| WORK TO BE COMPLETED |
Do not carry the pictures over; copy every other part of the entries exactly.

---- PROVIDED MATERIAL

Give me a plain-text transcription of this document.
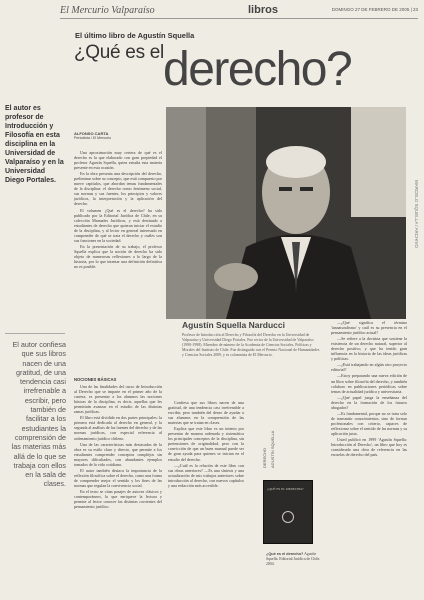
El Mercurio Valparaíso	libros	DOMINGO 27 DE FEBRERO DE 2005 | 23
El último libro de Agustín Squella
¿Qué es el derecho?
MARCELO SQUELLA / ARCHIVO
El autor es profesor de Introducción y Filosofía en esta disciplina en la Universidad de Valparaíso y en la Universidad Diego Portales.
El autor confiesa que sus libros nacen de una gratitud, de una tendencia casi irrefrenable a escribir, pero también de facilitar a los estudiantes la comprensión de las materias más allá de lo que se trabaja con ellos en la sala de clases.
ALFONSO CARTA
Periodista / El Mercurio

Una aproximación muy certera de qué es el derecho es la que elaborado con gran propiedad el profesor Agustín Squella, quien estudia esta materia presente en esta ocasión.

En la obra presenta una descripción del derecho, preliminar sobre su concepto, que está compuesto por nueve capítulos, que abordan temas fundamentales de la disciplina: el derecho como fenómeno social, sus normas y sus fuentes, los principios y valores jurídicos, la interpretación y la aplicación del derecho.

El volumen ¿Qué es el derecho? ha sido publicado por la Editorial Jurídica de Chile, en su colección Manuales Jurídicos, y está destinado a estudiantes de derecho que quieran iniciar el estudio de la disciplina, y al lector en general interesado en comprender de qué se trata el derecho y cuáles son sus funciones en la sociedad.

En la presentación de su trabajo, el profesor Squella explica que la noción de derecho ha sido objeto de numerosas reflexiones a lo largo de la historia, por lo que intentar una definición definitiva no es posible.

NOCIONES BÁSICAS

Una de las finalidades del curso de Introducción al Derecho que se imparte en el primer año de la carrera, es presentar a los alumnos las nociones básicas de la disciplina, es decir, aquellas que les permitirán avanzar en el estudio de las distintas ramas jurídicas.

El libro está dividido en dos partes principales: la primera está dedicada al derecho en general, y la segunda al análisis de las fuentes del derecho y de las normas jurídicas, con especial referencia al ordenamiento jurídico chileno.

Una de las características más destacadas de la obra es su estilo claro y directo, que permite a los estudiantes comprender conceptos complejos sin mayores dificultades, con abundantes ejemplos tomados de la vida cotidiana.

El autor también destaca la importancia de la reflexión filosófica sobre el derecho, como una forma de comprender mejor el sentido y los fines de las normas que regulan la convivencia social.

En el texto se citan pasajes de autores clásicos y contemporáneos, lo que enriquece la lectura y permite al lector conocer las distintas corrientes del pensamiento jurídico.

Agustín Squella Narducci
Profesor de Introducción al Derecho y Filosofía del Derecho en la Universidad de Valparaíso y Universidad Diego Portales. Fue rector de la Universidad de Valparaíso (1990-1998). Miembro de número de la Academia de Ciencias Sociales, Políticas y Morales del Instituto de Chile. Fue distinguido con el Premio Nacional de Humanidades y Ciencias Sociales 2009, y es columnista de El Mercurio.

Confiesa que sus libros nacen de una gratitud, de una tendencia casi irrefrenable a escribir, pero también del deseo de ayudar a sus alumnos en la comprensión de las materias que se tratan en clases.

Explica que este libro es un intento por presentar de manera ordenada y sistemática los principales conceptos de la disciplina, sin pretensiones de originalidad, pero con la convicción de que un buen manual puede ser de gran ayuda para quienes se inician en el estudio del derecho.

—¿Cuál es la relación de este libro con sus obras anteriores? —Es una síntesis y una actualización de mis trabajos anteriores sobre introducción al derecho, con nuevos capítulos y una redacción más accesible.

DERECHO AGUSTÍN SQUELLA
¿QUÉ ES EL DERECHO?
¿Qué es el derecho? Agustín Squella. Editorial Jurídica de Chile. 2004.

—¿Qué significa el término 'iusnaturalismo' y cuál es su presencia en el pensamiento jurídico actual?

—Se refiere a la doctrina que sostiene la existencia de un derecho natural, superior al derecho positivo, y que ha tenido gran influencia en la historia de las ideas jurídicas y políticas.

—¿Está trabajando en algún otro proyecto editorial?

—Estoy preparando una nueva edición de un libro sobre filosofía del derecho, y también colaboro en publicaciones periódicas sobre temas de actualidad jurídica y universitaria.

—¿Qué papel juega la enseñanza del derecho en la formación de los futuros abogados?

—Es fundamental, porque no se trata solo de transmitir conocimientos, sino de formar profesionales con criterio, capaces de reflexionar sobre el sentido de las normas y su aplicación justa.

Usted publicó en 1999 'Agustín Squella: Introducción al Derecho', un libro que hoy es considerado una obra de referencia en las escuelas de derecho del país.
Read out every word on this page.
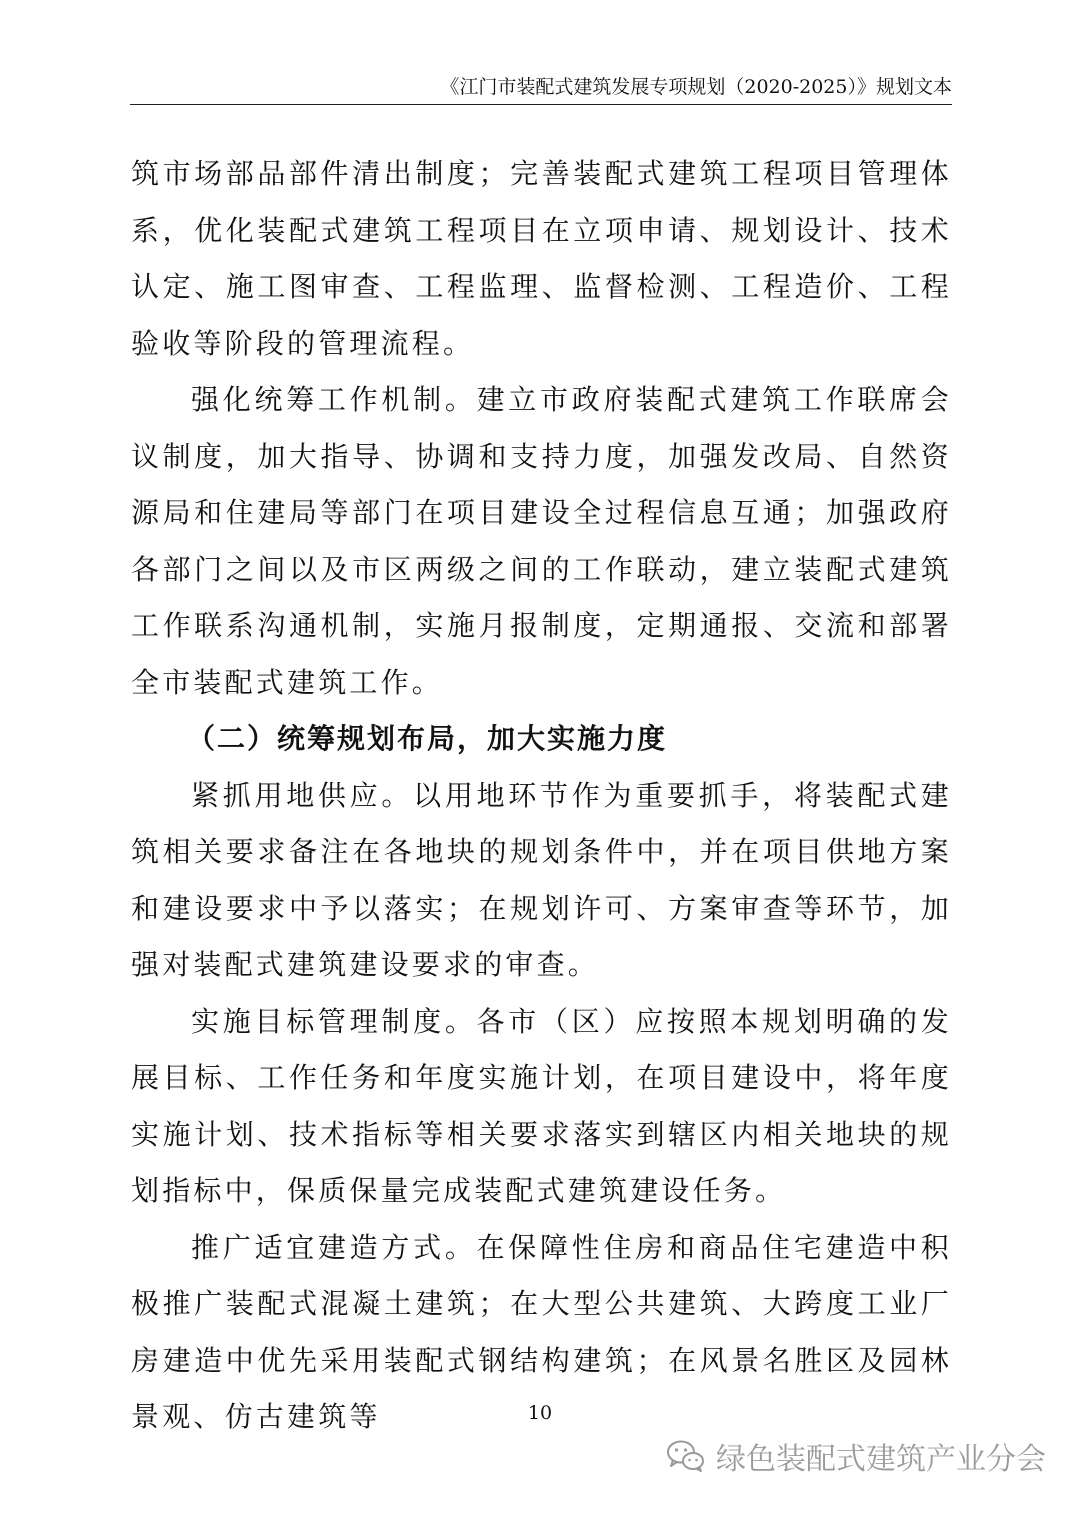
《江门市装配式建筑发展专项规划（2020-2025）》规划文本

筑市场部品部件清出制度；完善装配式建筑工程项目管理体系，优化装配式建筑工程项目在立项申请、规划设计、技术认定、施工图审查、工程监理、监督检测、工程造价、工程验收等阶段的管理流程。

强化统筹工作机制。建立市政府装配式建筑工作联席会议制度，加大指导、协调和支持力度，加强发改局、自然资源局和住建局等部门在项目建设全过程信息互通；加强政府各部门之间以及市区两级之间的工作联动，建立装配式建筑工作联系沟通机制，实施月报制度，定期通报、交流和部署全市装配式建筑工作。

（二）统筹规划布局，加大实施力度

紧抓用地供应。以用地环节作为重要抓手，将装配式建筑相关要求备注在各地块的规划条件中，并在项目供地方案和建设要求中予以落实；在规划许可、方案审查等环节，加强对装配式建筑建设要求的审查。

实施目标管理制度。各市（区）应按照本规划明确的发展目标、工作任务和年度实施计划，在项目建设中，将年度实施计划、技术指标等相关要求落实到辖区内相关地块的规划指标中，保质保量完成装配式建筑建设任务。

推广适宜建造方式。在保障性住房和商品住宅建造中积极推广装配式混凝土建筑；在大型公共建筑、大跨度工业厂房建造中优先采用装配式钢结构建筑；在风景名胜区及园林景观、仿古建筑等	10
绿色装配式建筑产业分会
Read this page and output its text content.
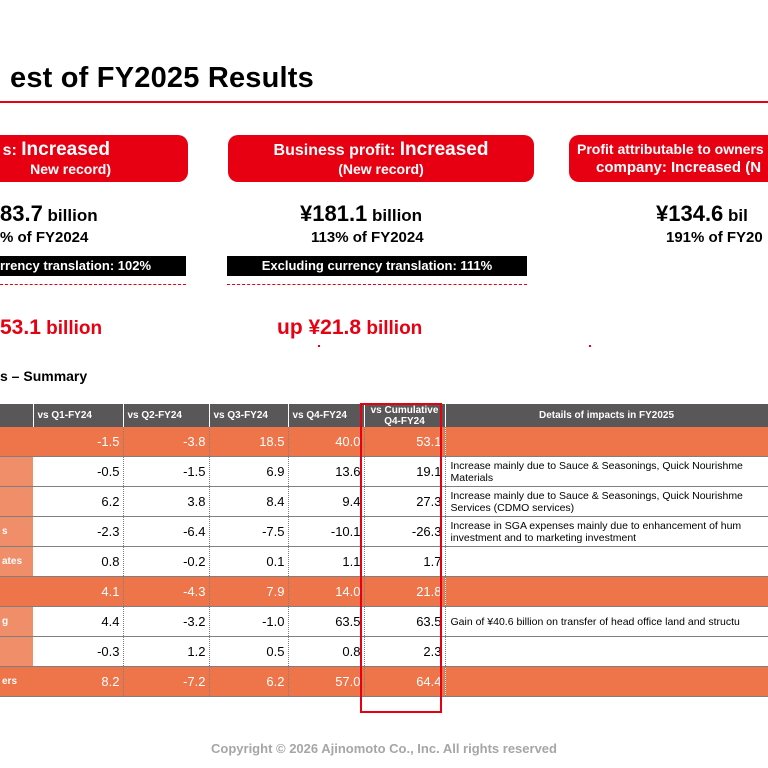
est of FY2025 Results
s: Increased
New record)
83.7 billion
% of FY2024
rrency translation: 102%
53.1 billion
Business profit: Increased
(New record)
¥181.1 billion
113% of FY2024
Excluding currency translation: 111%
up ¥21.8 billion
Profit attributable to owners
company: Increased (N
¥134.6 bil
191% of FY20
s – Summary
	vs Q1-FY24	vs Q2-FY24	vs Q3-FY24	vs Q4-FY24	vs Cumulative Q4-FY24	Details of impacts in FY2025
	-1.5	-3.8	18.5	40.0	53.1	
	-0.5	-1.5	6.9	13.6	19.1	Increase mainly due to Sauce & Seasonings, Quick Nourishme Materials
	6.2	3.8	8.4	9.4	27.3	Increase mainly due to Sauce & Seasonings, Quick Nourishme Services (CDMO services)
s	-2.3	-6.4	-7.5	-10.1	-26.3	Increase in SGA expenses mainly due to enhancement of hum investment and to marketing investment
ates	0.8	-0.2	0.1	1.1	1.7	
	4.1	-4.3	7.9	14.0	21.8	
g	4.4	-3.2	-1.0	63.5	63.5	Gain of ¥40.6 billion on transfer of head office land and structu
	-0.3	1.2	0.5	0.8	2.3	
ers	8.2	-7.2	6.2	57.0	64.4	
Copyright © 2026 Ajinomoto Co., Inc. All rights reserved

--------

| EXPECTED ANSWER |
Give me a plain-text transcription of this document.
El Mercurio Valparaíso	libros	DOMINGO 27 DE FEBRERO DE 2005 | 23
El último libro de Agustín Squella
¿Qué es el derecho?
MARCELO SQUELLA / ARCHIVO
El autor es profesor de Introducción y Filosofía en esta disciplina en la Universidad de Valparaíso y en la Universidad Diego Portales.
El autor confiesa que sus libros nacen de una gratitud, de una tendencia casi irrefrenable a escribir, pero también de facilitar a los estudiantes la comprensión de las materias más allá de lo que se trabaja con ellos en la sala de clases.
ALFONSO CARTA
Periodista / El Mercurio

Una aproximación muy certera de qué es el derecho es la que elaborado con gran propiedad el profesor Agustín Squella, quien estudia esta materia presente en esta ocasión.

En la obra presenta una descripción del derecho, preliminar sobre su concepto, que está compuesto por nueve capítulos, que abordan temas fundamentales de la disciplina: el derecho como fenómeno social, sus normas y sus fuentes, los principios y valores jurídicos, la interpretación y la aplicación del derecho.

El volumen ¿Qué es el derecho? ha sido publicado por la Editorial Jurídica de Chile, en su colección Manuales Jurídicos, y está destinado a estudiantes de derecho que quieran iniciar el estudio de la disciplina, y al lector en general interesado en comprender de qué se trata el derecho y cuáles son sus funciones en la sociedad.

En la presentación de su trabajo, el profesor Squella explica que la noción de derecho ha sido objeto de numerosas reflexiones a lo largo de la historia, por lo que intentar una definición definitiva no es posible.

NOCIONES BÁSICAS

Una de las finalidades del curso de Introducción al Derecho que se imparte en el primer año de la carrera, es presentar a los alumnos las nociones básicas de la disciplina, es decir, aquellas que les permitirán avanzar en el estudio de las distintas ramas jurídicas.

El libro está dividido en dos partes principales: la primera está dedicada al derecho en general, y la segunda al análisis de las fuentes del derecho y de las normas jurídicas, con especial referencia al ordenamiento jurídico chileno.

Una de las características más destacadas de la obra es su estilo claro y directo, que permite a los estudiantes comprender conceptos complejos sin mayores dificultades, con abundantes ejemplos tomados de la vida cotidiana.

El autor también destaca la importancia de la reflexión filosófica sobre el derecho, como una forma de comprender mejor el sentido y los fines de las normas que regulan la convivencia social.

En el texto se citan pasajes de autores clásicos y contemporáneos, lo que enriquece la lectura y permite al lector conocer las distintas corrientes del pensamiento jurídico.

Agustín Squella Narducci
Profesor de Introducción al Derecho y Filosofía del Derecho en la Universidad de Valparaíso y Universidad Diego Portales. Fue rector de la Universidad de Valparaíso (1990-1998). Miembro de número de la Academia de Ciencias Sociales, Políticas y Morales del Instituto de Chile. Fue distinguido con el Premio Nacional de Humanidades y Ciencias Sociales 2009, y es columnista de El Mercurio.

Confiesa que sus libros nacen de una gratitud, de una tendencia casi irrefrenable a escribir, pero también del deseo de ayudar a sus alumnos en la comprensión de las materias que se tratan en clases.

Explica que este libro es un intento por presentar de manera ordenada y sistemática los principales conceptos de la disciplina, sin pretensiones de originalidad, pero con la convicción de que un buen manual puede ser de gran ayuda para quienes se inician en el estudio del derecho.

—¿Cuál es la relación de este libro con sus obras anteriores? —Es una síntesis y una actualización de mis trabajos anteriores sobre introducción al derecho, con nuevos capítulos y una redacción más accesible.

DERECHO AGUSTÍN SQUELLA
¿QUÉ ES EL DERECHO?
¿Qué es el derecho? Agustín Squella. Editorial Jurídica de Chile. 2004.

—¿Qué significa el término 'iusnaturalismo' y cuál es su presencia en el pensamiento jurídico actual?

—Se refiere a la doctrina que sostiene la existencia de un derecho natural, superior al derecho positivo, y que ha tenido gran influencia en la historia de las ideas jurídicas y políticas.

—¿Está trabajando en algún otro proyecto editorial?

—Estoy preparando una nueva edición de un libro sobre filosofía del derecho, y también colaboro en publicaciones periódicas sobre temas de actualidad jurídica y universitaria.

—¿Qué papel juega la enseñanza del derecho en la formación de los futuros abogados?

—Es fundamental, porque no se trata solo de transmitir conocimientos, sino de formar profesionales con criterio, capaces de reflexionar sobre el sentido de las normas y su aplicación justa.

Usted publicó en 1999 'Agustín Squella: Introducción al Derecho', un libro que hoy es considerado una obra de referencia en las escuelas de derecho del país.
Read out every word on this page.
《江门市装配式建筑发展专项规划（2020-2025）》规划文本

筑市场部品部件清出制度；完善装配式建筑工程项目管理体系，优化装配式建筑工程项目在立项申请、规划设计、技术认定、施工图审查、工程监理、监督检测、工程造价、工程验收等阶段的管理流程。

强化统筹工作机制。建立市政府装配式建筑工作联席会议制度，加大指导、协调和支持力度，加强发改局、自然资源局和住建局等部门在项目建设全过程信息互通；加强政府各部门之间以及市区两级之间的工作联动，建立装配式建筑工作联系沟通机制，实施月报制度，定期通报、交流和部署全市装配式建筑工作。

（二）统筹规划布局，加大实施力度

紧抓用地供应。以用地环节作为重要抓手，将装配式建筑相关要求备注在各地块的规划条件中，并在项目供地方案和建设要求中予以落实；在规划许可、方案审查等环节，加强对装配式建筑建设要求的审查。

实施目标管理制度。各市（区）应按照本规划明确的发展目标、工作任务和年度实施计划，在项目建设中，将年度实施计划、技术指标等相关要求落实到辖区内相关地块的规划指标中，保质保量完成装配式建筑建设任务。

推广适宜建造方式。在保障性住房和商品住宅建造中积极推广装配式混凝土建筑；在大型公共建筑、大跨度工业厂房建造中优先采用装配式钢结构建筑；在风景名胜区及园林景观、仿古建筑等	10
绿色装配式建筑产业分会
Read this page and output its text content.
est of FY2025 Results
s: Increased
New record)
83.7 billion
% of FY2024
rrency translation: 102%
53.1 billion
Business profit: Increased
(New record)
¥181.1 billion
113% of FY2024
Excluding currency translation: 111%
up ¥21.8 billion
Profit attributable to owners
company: Increased (N
¥134.6 bil
191% of FY20
s – Summary
	vs Q1-FY24	vs Q2-FY24	vs Q3-FY24	vs Q4-FY24	vs Cumulative Q4-FY24	Details of impacts in FY2025
	-1.5	-3.8	18.5	40.0	53.1	
	-0.5	-1.5	6.9	13.6	19.1	Increase mainly due to Sauce & Seasonings, Quick Nourishme Materials
	6.2	3.8	8.4	9.4	27.3	Increase mainly due to Sauce & Seasonings, Quick Nourishme Services (CDMO services)
s	-2.3	-6.4	-7.5	-10.1	-26.3	Increase in SGA expenses mainly due to enhancement of hum investment and to marketing investment
ates	0.8	-0.2	0.1	1.1	1.7	
	4.1	-4.3	7.9	14.0	21.8	
g	4.4	-3.2	-1.0	63.5	63.5	Gain of ¥40.6 billion on transfer of head office land and structu
	-0.3	1.2	0.5	0.8	2.3	
ers	8.2	-7.2	6.2	57.0	64.4	
Copyright © 2026 Ajinomoto Co., Inc. All rights reserved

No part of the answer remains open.